> **EXERCISE DESCRIPTION**
Reproduce every entry exactly.

Figure record extracts:
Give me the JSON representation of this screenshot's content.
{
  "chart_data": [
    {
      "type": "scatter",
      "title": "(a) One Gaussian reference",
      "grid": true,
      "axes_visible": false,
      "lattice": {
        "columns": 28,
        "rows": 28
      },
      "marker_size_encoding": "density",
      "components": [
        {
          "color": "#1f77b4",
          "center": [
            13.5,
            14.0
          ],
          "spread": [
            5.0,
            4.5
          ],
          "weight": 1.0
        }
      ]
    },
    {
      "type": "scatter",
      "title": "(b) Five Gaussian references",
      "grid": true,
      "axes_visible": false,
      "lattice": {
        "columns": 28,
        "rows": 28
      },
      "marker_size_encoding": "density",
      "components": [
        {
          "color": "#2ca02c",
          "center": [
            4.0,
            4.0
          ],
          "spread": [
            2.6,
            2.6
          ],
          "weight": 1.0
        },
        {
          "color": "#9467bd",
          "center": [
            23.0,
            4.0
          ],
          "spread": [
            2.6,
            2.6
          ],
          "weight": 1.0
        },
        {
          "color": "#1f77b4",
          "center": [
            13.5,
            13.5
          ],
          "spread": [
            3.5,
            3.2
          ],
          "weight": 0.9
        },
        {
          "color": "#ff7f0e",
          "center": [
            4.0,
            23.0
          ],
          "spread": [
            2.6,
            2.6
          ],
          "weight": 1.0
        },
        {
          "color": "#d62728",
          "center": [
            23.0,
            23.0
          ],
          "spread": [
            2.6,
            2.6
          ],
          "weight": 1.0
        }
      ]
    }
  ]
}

> **WORKED ANSWER**
Give me the JSON representation of this screenshot's content.
{
  "chart_data": [
    {
      "type": "scatter",
      "title": "(a) One Gaussian reference",
      "grid": true,
      "axes_visible": false,
      "lattice": {
        "columns": 28,
        "rows": 28
      },
      "marker_size_encoding": "density",
      "components": [
        {
          "color": "#1f77b4",
          "center": [
            13.5,
            14.0
          ],
          "spread": [
            5.0,
            4.5
          ],
          "weight": 1.0
        }
      ]
    },
    {
      "type": "scatter",
      "title": "(b) Five Gaussian references",
      "grid": true,
      "axes_visible": false,
      "lattice": {
        "columns": 28,
        "rows": 28
      },
      "marker_size_encoding": "density",
      "components": [
        {
          "color": "#2ca02c",
          "center": [
            4.0,
            4.0
          ],
          "spread": [
            2.6,
            2.6
          ],
          "weight": 1.0
        },
        {
          "color": "#9467bd",
          "center": [
            23.0,
            4.0
          ],
          "spread": [
            2.6,
            2.6
          ],
          "weight": 1.0
        },
        {
          "color": "#1f77b4",
          "center": [
            13.5,
            13.5
          ],
          "spread": [
            3.5,
            3.2
          ],
          "weight": 0.9
        },
        {
          "color": "#ff7f0e",
          "center": [
            4.0,
            23.0
          ],
          "spread": [
            2.6,
            2.6
          ],
          "weight": 1.0
        },
        {
          "color": "#d62728",
          "center": [
            23.0,
            23.0
          ],
          "spread": [
            2.6,
            2.6
          ],
          "weight": 1.0
        }
      ]
    }
  ]
}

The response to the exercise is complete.